Required work:
Copy the entries word for word, starting with the line that contains "data-point — [558, 251, 568, 261]" and continuing through the line that contains "data-point — [278, 286, 288, 296]", including both of those lines.
####
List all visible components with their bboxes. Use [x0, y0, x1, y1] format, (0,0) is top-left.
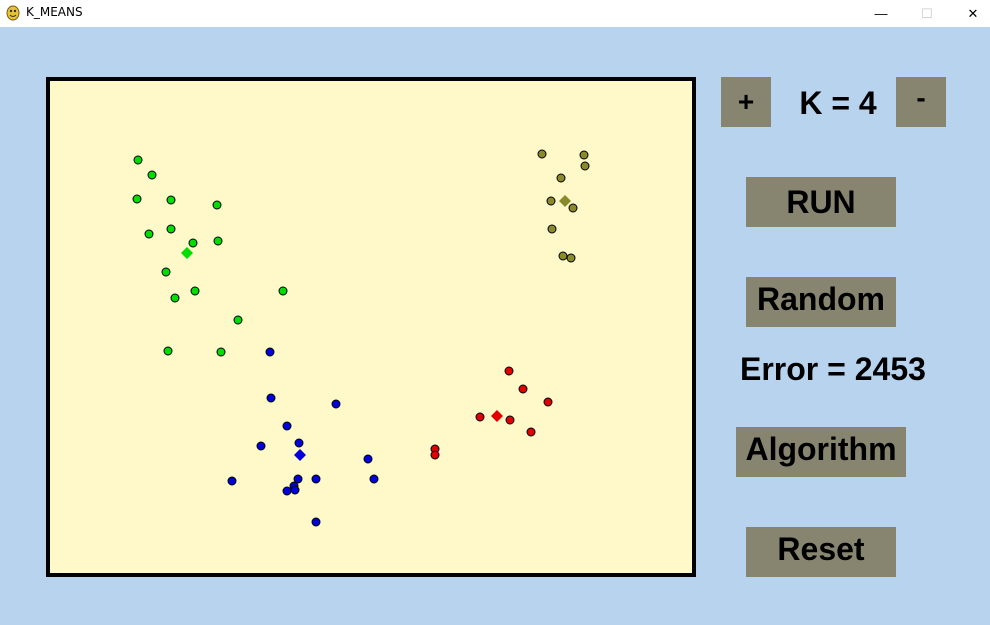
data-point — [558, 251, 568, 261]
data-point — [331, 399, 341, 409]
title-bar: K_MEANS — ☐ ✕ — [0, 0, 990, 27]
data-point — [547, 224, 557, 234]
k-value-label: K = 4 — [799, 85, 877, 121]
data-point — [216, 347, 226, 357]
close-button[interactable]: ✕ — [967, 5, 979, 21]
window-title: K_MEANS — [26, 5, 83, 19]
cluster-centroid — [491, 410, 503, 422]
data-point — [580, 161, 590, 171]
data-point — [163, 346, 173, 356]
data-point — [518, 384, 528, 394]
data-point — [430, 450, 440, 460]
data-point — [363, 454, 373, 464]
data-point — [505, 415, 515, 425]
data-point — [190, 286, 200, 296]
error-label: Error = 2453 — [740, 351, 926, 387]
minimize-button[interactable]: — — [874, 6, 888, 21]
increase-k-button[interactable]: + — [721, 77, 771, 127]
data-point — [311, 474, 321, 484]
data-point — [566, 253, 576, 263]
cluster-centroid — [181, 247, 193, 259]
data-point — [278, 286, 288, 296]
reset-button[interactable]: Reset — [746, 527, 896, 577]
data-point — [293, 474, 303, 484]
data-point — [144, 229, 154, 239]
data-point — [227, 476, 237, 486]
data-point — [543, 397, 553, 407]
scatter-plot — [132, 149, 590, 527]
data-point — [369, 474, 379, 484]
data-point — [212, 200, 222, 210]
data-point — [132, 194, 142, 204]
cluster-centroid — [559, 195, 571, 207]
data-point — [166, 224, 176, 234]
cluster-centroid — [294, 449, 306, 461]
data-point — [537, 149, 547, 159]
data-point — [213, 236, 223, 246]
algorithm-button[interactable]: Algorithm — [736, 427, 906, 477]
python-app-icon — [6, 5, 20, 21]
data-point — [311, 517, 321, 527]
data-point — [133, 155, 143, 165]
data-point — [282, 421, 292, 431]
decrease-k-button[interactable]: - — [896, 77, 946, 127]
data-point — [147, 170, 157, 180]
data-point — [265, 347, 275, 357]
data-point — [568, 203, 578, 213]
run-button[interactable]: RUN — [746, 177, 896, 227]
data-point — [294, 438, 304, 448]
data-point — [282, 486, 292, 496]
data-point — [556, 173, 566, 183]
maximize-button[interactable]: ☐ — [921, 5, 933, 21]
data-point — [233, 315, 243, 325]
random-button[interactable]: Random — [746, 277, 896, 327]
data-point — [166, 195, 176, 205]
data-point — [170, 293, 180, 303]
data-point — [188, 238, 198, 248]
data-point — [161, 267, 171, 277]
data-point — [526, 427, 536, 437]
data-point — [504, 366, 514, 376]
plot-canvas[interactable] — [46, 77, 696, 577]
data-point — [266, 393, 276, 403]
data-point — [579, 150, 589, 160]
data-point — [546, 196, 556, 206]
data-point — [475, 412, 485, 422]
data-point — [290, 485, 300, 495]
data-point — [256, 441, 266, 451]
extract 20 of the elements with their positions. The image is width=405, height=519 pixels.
####
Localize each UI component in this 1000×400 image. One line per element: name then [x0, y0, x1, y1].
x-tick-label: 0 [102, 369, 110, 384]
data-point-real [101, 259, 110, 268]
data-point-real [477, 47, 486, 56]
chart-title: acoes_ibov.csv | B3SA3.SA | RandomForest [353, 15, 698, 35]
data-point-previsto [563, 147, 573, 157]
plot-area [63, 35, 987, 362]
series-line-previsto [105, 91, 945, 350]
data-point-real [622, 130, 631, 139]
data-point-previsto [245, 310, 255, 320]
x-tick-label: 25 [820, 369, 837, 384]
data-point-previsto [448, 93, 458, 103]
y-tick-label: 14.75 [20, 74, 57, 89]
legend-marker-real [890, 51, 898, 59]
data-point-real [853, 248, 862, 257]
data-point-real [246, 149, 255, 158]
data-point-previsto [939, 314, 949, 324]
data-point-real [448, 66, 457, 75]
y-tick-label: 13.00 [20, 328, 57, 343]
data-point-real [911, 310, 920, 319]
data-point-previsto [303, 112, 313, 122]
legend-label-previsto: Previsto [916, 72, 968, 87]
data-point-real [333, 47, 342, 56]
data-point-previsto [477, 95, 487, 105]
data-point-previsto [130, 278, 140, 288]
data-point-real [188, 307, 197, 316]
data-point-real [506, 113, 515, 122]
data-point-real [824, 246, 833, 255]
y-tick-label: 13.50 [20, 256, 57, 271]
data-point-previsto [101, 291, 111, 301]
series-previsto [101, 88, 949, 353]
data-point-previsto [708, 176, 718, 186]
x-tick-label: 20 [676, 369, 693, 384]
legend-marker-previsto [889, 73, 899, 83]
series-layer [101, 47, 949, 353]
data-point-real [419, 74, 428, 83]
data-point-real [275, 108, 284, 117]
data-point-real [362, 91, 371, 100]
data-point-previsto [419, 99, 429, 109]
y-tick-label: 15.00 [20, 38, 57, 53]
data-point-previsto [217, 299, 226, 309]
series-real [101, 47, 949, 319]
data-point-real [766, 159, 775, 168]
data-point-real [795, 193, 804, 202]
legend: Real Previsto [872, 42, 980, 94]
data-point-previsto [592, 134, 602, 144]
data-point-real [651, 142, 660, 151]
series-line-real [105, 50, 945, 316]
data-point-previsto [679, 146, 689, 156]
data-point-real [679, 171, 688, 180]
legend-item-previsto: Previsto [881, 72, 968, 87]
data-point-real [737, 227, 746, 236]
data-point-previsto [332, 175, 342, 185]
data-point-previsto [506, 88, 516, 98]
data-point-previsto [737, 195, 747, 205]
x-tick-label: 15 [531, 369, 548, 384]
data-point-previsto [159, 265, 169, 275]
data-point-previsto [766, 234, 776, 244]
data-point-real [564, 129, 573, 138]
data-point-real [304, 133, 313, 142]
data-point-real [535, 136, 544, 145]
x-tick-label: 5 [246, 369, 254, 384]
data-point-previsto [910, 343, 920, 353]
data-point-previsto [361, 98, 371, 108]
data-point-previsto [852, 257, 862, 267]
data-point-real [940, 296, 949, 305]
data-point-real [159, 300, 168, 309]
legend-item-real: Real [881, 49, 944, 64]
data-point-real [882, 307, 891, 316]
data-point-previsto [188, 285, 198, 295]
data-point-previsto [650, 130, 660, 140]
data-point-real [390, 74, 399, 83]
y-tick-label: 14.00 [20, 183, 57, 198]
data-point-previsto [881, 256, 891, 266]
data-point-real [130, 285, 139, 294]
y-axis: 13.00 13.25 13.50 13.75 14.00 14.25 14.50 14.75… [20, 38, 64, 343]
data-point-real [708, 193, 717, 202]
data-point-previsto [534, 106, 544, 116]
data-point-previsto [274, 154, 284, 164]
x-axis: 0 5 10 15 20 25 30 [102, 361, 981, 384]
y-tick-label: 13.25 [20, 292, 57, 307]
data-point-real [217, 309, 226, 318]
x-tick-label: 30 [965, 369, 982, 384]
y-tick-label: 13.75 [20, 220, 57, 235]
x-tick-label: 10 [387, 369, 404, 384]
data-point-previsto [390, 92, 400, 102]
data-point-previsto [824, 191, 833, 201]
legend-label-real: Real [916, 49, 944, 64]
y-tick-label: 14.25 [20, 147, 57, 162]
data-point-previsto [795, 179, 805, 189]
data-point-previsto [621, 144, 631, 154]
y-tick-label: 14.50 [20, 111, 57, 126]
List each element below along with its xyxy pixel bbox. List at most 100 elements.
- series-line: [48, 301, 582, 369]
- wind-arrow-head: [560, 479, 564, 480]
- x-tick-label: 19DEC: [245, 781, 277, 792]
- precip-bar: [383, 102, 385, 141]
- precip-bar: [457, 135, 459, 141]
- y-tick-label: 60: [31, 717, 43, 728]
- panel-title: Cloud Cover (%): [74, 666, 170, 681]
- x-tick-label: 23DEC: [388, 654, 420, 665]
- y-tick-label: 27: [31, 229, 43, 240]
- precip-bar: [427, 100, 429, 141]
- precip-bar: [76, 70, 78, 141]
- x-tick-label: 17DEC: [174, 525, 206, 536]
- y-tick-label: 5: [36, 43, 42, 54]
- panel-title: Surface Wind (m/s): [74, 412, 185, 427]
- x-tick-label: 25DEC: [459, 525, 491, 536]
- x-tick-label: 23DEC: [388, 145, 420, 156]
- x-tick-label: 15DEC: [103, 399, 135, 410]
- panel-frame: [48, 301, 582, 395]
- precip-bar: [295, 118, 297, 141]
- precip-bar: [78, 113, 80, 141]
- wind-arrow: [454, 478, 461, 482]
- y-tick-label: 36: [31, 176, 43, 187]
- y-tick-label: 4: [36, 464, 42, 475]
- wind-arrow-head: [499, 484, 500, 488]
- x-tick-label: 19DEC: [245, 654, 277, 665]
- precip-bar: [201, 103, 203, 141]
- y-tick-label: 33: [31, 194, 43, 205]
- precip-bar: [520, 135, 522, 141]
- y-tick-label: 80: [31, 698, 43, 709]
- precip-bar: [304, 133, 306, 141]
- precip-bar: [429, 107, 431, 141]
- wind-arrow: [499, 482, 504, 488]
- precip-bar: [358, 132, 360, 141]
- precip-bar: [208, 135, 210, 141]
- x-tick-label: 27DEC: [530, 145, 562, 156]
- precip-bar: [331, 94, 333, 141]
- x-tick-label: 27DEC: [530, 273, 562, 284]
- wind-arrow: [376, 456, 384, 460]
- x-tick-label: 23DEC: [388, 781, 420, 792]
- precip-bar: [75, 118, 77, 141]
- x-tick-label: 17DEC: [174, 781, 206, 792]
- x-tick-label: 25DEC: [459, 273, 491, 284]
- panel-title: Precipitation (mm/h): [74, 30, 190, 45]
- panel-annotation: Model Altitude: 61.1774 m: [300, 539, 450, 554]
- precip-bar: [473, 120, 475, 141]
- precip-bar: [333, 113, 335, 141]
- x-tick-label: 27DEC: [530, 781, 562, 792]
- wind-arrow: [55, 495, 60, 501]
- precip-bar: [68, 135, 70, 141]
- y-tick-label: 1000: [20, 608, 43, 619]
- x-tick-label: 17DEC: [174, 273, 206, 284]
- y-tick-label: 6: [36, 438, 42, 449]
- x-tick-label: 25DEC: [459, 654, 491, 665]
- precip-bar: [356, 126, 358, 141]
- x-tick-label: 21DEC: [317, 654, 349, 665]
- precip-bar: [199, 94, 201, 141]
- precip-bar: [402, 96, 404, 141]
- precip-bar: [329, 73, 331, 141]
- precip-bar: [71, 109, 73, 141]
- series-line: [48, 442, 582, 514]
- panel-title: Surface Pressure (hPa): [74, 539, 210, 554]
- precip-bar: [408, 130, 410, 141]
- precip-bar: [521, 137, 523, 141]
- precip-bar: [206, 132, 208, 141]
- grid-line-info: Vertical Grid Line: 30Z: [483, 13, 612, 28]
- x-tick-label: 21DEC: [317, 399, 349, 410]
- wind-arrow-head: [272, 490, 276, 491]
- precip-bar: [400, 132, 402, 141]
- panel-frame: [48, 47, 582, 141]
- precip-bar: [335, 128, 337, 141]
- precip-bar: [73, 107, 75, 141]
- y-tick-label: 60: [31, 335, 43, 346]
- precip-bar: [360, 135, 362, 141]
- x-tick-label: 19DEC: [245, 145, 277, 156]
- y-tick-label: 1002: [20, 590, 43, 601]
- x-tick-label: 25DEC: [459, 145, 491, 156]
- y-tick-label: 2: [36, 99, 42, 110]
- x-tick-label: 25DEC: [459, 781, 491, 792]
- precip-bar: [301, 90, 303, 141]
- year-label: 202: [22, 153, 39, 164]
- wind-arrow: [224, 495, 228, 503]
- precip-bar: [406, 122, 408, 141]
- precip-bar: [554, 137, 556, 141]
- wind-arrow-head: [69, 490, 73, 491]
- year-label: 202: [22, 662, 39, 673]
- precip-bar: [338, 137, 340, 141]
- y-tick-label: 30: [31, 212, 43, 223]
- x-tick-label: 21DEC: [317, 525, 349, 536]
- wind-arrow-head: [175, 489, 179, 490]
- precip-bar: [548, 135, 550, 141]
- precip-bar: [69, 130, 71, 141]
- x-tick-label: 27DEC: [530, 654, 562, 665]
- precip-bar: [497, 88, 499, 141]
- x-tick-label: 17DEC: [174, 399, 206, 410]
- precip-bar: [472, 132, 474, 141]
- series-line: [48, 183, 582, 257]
####
Result for this task:
data-point — [558, 251, 568, 261]
data-point — [331, 399, 341, 409]
title-bar: K_MEANS — ☐ ✕ — [0, 0, 990, 27]
data-point — [547, 224, 557, 234]
k-value-label: K = 4 — [799, 85, 877, 121]
data-point — [216, 347, 226, 357]
close-button[interactable]: ✕ — [967, 5, 979, 21]
window-title: K_MEANS — [26, 5, 83, 19]
cluster-centroid — [491, 410, 503, 422]
data-point — [580, 161, 590, 171]
data-point — [163, 346, 173, 356]
data-point — [518, 384, 528, 394]
data-point — [430, 450, 440, 460]
data-point — [363, 454, 373, 464]
data-point — [505, 415, 515, 425]
data-point — [190, 286, 200, 296]
error-label: Error = 2453 — [740, 351, 926, 387]
minimize-button[interactable]: — — [874, 6, 888, 21]
increase-k-button[interactable]: + — [721, 77, 771, 127]
data-point — [311, 474, 321, 484]
data-point — [566, 253, 576, 263]
cluster-centroid — [181, 247, 193, 259]
data-point — [278, 286, 288, 296]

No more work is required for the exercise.